Jobs:
1. Reproduce the Olaniran passage between "Piercing gaze, swooning" and "(and his performance).", inclusive.
2. Pick up the Olaniran passage after its final sentence and keep writing it.

Provided text:
____________________

Piercing gaze, swooning vocals, and a commitment to choreographed dances, surreal set-pieces and ostentatious costumes – Olaniran shuffles through metallic techno-beats, spacey synth-loops, even some raw guitar riffs. It’s stokes some primal ceremony vibe with its riling rhythms but then jettisons to futuristic soundscapes with its more electronic elements. His voice, as soulful as something from the 60’s studios of legend and as anthemically arching and poignant as something from the 80’s pop paradises, is the bridge between, the eye of the storm, the thing that soars above all the varying modulations of his music (and his performance).
“I think I’m kind of a mimicker, actually,” he admits. “I would mimic anything, accents I heard, different characters in movies. I was in some choirs in school but never the one at Regionals. I was never the star. I became a good singer because I was always around really amazing singers through that choir. It wasn’t until I got into a really fun, funny rock band and sung for hours a night in bars, doing covers and just having that experience of being a lead singer …that, that was when I finally started just singing all the time and ended up getting a stronger voice. So, it was mimicking, and then bootcamp style, through choir and then a punk band. That got me whatever vocal experience I can claim to have…”

____________________

Dataset content:
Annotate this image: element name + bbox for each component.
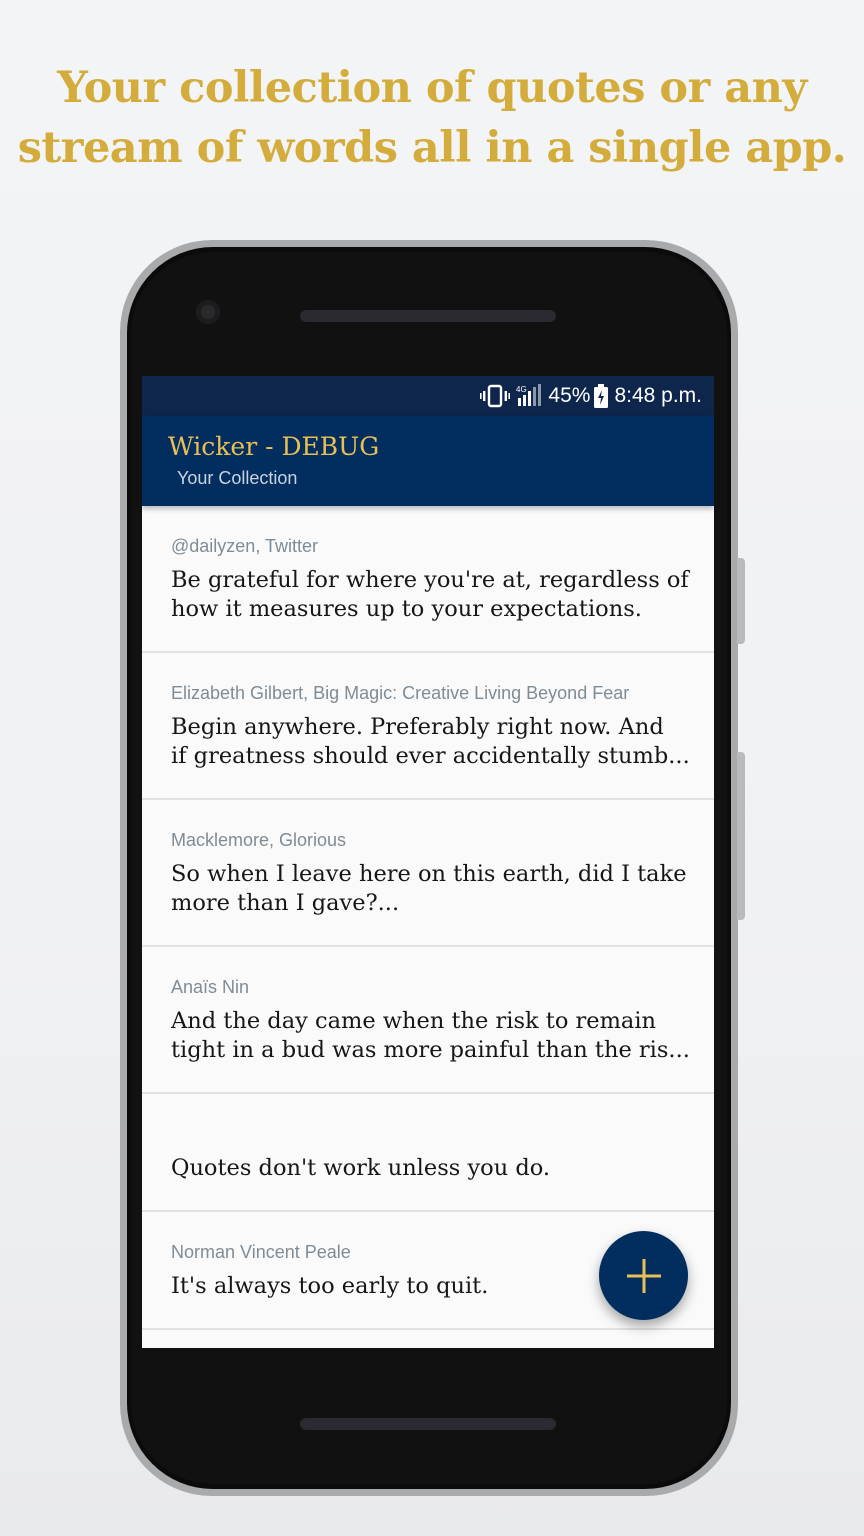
clock: 8:48 p.m. (614, 384, 702, 407)
quote-author: Elizabeth Gilbert, Big Magic: Creative L… (171, 683, 630, 703)
quote-line: And the day came when the risk to remain (171, 1008, 657, 1034)
quote-text: And the day came when the risk to remain… (171, 1007, 691, 1065)
quote-list-item[interactable]: @dailyzen, Twitter Be grateful for where… (142, 506, 714, 653)
quote-line: So when I leave here on this earth, did … (171, 861, 687, 887)
quote-author: @dailyzen, Twitter (171, 536, 318, 556)
quote-author: Anaïs Nin (171, 977, 250, 997)
add-quote-button[interactable] (599, 1231, 688, 1320)
quote-line: Be grateful for where you're at, regardl… (171, 567, 689, 593)
plus-icon (626, 1258, 661, 1293)
quote-text: Begin anywhere. Preferably right now. An… (171, 713, 691, 771)
phone-power-button (737, 558, 745, 644)
quote-line: Quotes don't work unless you do. (171, 1155, 551, 1181)
network-type: 4G (516, 385, 527, 394)
quote-list-item[interactable]: Quotes don't work unless you do. (142, 1094, 714, 1212)
status-bar: 4G 45% 8:48 p.m. (142, 376, 714, 416)
quote-line: more than I gave?... (171, 890, 400, 916)
quote-line: Begin anywhere. Preferably right now. An… (171, 714, 664, 740)
quote-line: how it measures up to your expectations. (171, 596, 642, 622)
front-camera (196, 300, 220, 324)
phone-screen: 4G 45% 8:48 p.m. Wicker - DEBUG Your Col… (142, 376, 714, 1348)
promo-headline: Your collection of quotes or any stream … (0, 58, 864, 178)
quote-list-item[interactable]: Macklemore, Glorious So when I leave her… (142, 800, 714, 947)
phone-volume-button (737, 752, 745, 920)
quote-line: tight in a bud was more painful than the… (171, 1037, 690, 1063)
quote-author: Macklemore, Glorious (171, 830, 347, 850)
quote-list-item[interactable]: Elizabeth Gilbert, Big Magic: Creative L… (142, 653, 714, 800)
quote-line: if greatness should ever accidentally st… (171, 743, 690, 769)
battery-percent: 45% (548, 384, 591, 407)
battery-icon (594, 384, 609, 408)
quote-list-item[interactable]: Anaïs Nin And the day came when the risk… (142, 947, 714, 1094)
app-title: Wicker - DEBUG (168, 432, 380, 461)
quote-list: @dailyzen, Twitter Be grateful for where… (142, 506, 714, 1330)
earpiece-speaker (300, 310, 556, 322)
app-bar: Wicker - DEBUG Your Collection (142, 416, 714, 506)
signal-icon: 4G (516, 384, 542, 408)
promo-headline-line2: stream of words all in a single app. (17, 123, 847, 173)
vibrate-icon (480, 384, 511, 408)
quote-text: So when I leave here on this earth, did … (171, 860, 691, 918)
quote-text: Be grateful for where you're at, regardl… (171, 566, 691, 624)
quote-text: Quotes don't work unless you do. (171, 1154, 691, 1183)
bottom-speaker (300, 1418, 556, 1430)
quote-author: Norman Vincent Peale (171, 1242, 351, 1262)
app-subtitle: Your Collection (177, 468, 298, 488)
promo-headline-line1: Your collection of quotes or any (57, 63, 807, 113)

____________________

Exercise results:
1.
Piercing gaze, swooning vocals, and a commitment to choreographed dances, surreal set-pieces and ostentatious costumes – Olaniran shuffles through metallic techno-beats, spacey synth-loops, even some raw guitar riffs. It’s stokes some primal ceremony vibe with its riling rhythms but then jettisons to futuristic soundscapes with its more electronic elements. His voice, as soulful as something from the 60’s studios of legend and as anthemically arching and poignant as something from the 80’s pop paradises, is the bridge between, the eye of the storm, the thing that soars above all the varying modulations of his music (and his performance).

2.
Olaniran thinks some listeners might not immediately realize the sizable influence up punk, metal and rock, upon his musical creations. His first band members exposed him to classic hard-rock and punk – from Sabbath, to Priest, to Fugazi (even though he complained, initially, on those long car rides on tour).
“I get into phrasing, intonation.. just the character that certain voices and accents have on a track. And above all else, I love a killer synth!”
“Maybe it’s to my detriment, but I don’t set out to make a certain genre. It all usually flows back to the same well. Honestly, if the music is completely mine, and not as a feature for someone else, I only make music that I can imagine performing. I will be listening to the track and imagining how I’ll move onstage and what the choreography will look like.”
But the goal is to make it memorable. I also want to make something that sounds a tad different than anything else but is still memorable in some way
Olaniran said some show attendees have described experiencing his live presentation as “spiritual.”
“Or…that they felt I was drawing from a deep ancestral well! Basically, if people are feeling themselves during my set, that’s the best encouragement. If they somehow feel sexier, more powerful, more connected, more dangers, that’s what I want…”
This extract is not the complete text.